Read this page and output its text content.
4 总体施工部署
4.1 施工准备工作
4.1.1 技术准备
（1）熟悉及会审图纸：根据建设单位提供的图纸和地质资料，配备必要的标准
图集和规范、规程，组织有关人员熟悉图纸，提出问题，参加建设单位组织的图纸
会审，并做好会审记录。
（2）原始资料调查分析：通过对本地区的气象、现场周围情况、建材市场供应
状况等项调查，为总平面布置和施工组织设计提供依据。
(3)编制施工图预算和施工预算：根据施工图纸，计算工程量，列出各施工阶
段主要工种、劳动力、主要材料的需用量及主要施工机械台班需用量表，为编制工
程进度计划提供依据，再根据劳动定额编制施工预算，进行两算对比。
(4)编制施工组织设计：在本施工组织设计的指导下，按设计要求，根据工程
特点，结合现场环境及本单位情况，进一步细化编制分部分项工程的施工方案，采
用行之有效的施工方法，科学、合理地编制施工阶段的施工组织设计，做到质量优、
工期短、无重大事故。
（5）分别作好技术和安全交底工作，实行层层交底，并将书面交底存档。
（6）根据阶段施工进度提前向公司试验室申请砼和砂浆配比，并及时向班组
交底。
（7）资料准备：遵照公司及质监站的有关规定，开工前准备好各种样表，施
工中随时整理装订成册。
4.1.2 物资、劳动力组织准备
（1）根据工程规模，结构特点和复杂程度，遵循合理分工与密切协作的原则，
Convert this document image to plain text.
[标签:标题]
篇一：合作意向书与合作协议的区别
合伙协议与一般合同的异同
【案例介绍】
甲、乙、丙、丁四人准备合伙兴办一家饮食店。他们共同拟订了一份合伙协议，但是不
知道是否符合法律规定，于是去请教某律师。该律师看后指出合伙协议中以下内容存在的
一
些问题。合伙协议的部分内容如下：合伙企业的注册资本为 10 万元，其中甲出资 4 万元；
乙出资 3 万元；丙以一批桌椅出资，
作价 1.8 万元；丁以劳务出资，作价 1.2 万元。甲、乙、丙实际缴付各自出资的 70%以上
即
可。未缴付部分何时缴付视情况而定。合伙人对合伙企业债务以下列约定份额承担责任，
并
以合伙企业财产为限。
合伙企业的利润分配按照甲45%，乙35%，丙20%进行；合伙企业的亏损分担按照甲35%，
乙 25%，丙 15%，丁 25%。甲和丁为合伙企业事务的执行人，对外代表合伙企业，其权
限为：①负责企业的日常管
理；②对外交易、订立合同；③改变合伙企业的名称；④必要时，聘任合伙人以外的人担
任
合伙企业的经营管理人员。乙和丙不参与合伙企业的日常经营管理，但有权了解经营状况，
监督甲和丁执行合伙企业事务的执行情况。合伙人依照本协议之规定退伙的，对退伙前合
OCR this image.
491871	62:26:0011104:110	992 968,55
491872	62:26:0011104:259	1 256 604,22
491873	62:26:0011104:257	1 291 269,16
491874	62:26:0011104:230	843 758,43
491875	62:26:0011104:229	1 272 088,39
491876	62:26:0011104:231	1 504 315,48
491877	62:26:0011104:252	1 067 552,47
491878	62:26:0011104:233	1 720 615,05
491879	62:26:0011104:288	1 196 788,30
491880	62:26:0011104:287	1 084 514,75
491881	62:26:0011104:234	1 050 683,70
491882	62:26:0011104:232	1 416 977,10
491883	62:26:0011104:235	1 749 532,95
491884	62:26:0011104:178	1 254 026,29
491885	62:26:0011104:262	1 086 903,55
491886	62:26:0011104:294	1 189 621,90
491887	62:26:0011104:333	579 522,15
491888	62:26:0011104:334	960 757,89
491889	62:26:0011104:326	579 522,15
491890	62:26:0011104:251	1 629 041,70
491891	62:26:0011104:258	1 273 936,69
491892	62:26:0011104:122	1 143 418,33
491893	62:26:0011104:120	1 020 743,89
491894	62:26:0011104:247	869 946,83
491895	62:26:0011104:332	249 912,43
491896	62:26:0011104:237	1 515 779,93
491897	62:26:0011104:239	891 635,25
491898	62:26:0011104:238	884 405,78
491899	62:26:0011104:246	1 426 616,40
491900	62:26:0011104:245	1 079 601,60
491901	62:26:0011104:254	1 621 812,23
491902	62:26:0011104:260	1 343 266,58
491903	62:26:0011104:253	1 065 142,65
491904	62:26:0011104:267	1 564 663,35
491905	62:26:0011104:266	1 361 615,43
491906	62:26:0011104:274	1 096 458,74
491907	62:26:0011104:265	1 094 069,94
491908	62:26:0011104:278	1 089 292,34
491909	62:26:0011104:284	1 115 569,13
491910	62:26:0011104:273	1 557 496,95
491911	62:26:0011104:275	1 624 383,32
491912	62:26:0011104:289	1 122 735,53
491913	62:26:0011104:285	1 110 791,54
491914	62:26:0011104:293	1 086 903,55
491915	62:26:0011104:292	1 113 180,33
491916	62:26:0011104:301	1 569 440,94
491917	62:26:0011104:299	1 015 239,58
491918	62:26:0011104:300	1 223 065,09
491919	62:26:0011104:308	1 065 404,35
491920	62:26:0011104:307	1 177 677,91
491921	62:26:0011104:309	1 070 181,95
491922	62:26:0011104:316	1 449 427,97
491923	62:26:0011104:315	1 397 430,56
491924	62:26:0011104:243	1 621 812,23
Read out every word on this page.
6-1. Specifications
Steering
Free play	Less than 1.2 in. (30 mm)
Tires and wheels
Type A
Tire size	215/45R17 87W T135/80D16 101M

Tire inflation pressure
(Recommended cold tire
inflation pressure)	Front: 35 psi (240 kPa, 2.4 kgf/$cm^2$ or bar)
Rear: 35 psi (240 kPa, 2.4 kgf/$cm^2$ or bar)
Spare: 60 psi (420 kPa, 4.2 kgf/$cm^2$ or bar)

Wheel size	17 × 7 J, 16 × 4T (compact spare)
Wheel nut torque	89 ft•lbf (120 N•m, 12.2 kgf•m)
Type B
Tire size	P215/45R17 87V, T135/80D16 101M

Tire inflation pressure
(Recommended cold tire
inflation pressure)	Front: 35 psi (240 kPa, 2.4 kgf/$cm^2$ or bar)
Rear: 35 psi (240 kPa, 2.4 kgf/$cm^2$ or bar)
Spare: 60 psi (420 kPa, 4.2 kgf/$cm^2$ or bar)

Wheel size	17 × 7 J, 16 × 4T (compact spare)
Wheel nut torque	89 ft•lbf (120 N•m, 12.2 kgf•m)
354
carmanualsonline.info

_GOAL OF THE EXERCISE_. All of the entries above need to be reproduced exactly.

_PROBLEM SOLUTION_.
Read this page and output its text content.
4 总体施工部署
4.1 施工准备工作
4.1.1 技术准备
（1）熟悉及会审图纸：根据建设单位提供的图纸和地质资料，配备必要的标准
图集和规范、规程，组织有关人员熟悉图纸，提出问题，参加建设单位组织的图纸
会审，并做好会审记录。
（2）原始资料调查分析：通过对本地区的气象、现场周围情况、建材市场供应
状况等项调查，为总平面布置和施工组织设计提供依据。
(3)编制施工图预算和施工预算：根据施工图纸，计算工程量，列出各施工阶
段主要工种、劳动力、主要材料的需用量及主要施工机械台班需用量表，为编制工
程进度计划提供依据，再根据劳动定额编制施工预算，进行两算对比。
(4)编制施工组织设计：在本施工组织设计的指导下，按设计要求，根据工程
特点，结合现场环境及本单位情况，进一步细化编制分部分项工程的施工方案，采
用行之有效的施工方法，科学、合理地编制施工阶段的施工组织设计，做到质量优、
工期短、无重大事故。
（5）分别作好技术和安全交底工作，实行层层交底，并将书面交底存档。
（6）根据阶段施工进度提前向公司试验室申请砼和砂浆配比，并及时向班组
交底。
（7）资料准备：遵照公司及质监站的有关规定，开工前准备好各种样表，施
工中随时整理装订成册。
4.1.2 物资、劳动力组织准备
（1）根据工程规模，结构特点和复杂程度，遵循合理分工与密切协作的原则，
Convert this document image to plain text.
[标签:标题]
篇一：合作意向书与合作协议的区别
合伙协议与一般合同的异同
【案例介绍】
甲、乙、丙、丁四人准备合伙兴办一家饮食店。他们共同拟订了一份合伙协议，但是不
知道是否符合法律规定，于是去请教某律师。该律师看后指出合伙协议中以下内容存在的
一
些问题。合伙协议的部分内容如下：合伙企业的注册资本为 10 万元，其中甲出资 4 万元；
乙出资 3 万元；丙以一批桌椅出资，
作价 1.8 万元；丁以劳务出资，作价 1.2 万元。甲、乙、丙实际缴付各自出资的 70%以上
即
可。未缴付部分何时缴付视情况而定。合伙人对合伙企业债务以下列约定份额承担责任，
并
以合伙企业财产为限。
合伙企业的利润分配按照甲45%，乙35%，丙20%进行；合伙企业的亏损分担按照甲35%，
乙 25%，丙 15%，丁 25%。甲和丁为合伙企业事务的执行人，对外代表合伙企业，其权
限为：①负责企业的日常管
理；②对外交易、订立合同；③改变合伙企业的名称；④必要时，聘任合伙人以外的人担
任
合伙企业的经营管理人员。乙和丙不参与合伙企业的日常经营管理，但有权了解经营状况，
监督甲和丁执行合伙企业事务的执行情况。合伙人依照本协议之规定退伙的，对退伙前合
OCR this image.
491871	62:26:0011104:110	992 968,55
491872	62:26:0011104:259	1 256 604,22
491873	62:26:0011104:257	1 291 269,16
491874	62:26:0011104:230	843 758,43
491875	62:26:0011104:229	1 272 088,39
491876	62:26:0011104:231	1 504 315,48
491877	62:26:0011104:252	1 067 552,47
491878	62:26:0011104:233	1 720 615,05
491879	62:26:0011104:288	1 196 788,30
491880	62:26:0011104:287	1 084 514,75
491881	62:26:0011104:234	1 050 683,70
491882	62:26:0011104:232	1 416 977,10
491883	62:26:0011104:235	1 749 532,95
491884	62:26:0011104:178	1 254 026,29
491885	62:26:0011104:262	1 086 903,55
491886	62:26:0011104:294	1 189 621,90
491887	62:26:0011104:333	579 522,15
491888	62:26:0011104:334	960 757,89
491889	62:26:0011104:326	579 522,15
491890	62:26:0011104:251	1 629 041,70
491891	62:26:0011104:258	1 273 936,69
491892	62:26:0011104:122	1 143 418,33
491893	62:26:0011104:120	1 020 743,89
491894	62:26:0011104:247	869 946,83
491895	62:26:0011104:332	249 912,43
491896	62:26:0011104:237	1 515 779,93
491897	62:26:0011104:239	891 635,25
491898	62:26:0011104:238	884 405,78
491899	62:26:0011104:246	1 426 616,40
491900	62:26:0011104:245	1 079 601,60
491901	62:26:0011104:254	1 621 812,23
491902	62:26:0011104:260	1 343 266,58
491903	62:26:0011104:253	1 065 142,65
491904	62:26:0011104:267	1 564 663,35
491905	62:26:0011104:266	1 361 615,43
491906	62:26:0011104:274	1 096 458,74
491907	62:26:0011104:265	1 094 069,94
491908	62:26:0011104:278	1 089 292,34
491909	62:26:0011104:284	1 115 569,13
491910	62:26:0011104:273	1 557 496,95
491911	62:26:0011104:275	1 624 383,32
491912	62:26:0011104:289	1 122 735,53
491913	62:26:0011104:285	1 110 791,54
491914	62:26:0011104:293	1 086 903,55
491915	62:26:0011104:292	1 113 180,33
491916	62:26:0011104:301	1 569 440,94
491917	62:26:0011104:299	1 015 239,58
491918	62:26:0011104:300	1 223 065,09
491919	62:26:0011104:308	1 065 404,35
491920	62:26:0011104:307	1 177 677,91
491921	62:26:0011104:309	1 070 181,95
491922	62:26:0011104:316	1 449 427,97
491923	62:26:0011104:315	1 397 430,56
491924	62:26:0011104:243	1 621 812,23
Read out every word on this page.
6-1. Specifications
Steering
Free play	Less than 1.2 in. (30 mm)
Tires and wheels
Type A
Tire size	215/45R17 87W T135/80D16 101M

Tire inflation pressure
(Recommended cold tire
inflation pressure)	Front: 35 psi (240 kPa, 2.4 kgf/$cm^2$ or bar)
Rear: 35 psi (240 kPa, 2.4 kgf/$cm^2$ or bar)
Spare: 60 psi (420 kPa, 4.2 kgf/$cm^2$ or bar)

Wheel size	17 × 7 J, 16 × 4T (compact spare)
Wheel nut torque	89 ft•lbf (120 N•m, 12.2 kgf•m)
Type B
Tire size	P215/45R17 87V, T135/80D16 101M

Tire inflation pressure
(Recommended cold tire
inflation pressure)	Front: 35 psi (240 kPa, 2.4 kgf/$cm^2$ or bar)
Rear: 35 psi (240 kPa, 2.4 kgf/$cm^2$ or bar)
Spare: 60 psi (420 kPa, 4.2 kgf/$cm^2$ or bar)

Wheel size	17 × 7 J, 16 × 4T (compact spare)
Wheel nut torque	89 ft•lbf (120 N•m, 12.2 kgf•m)
354
carmanualsonline.info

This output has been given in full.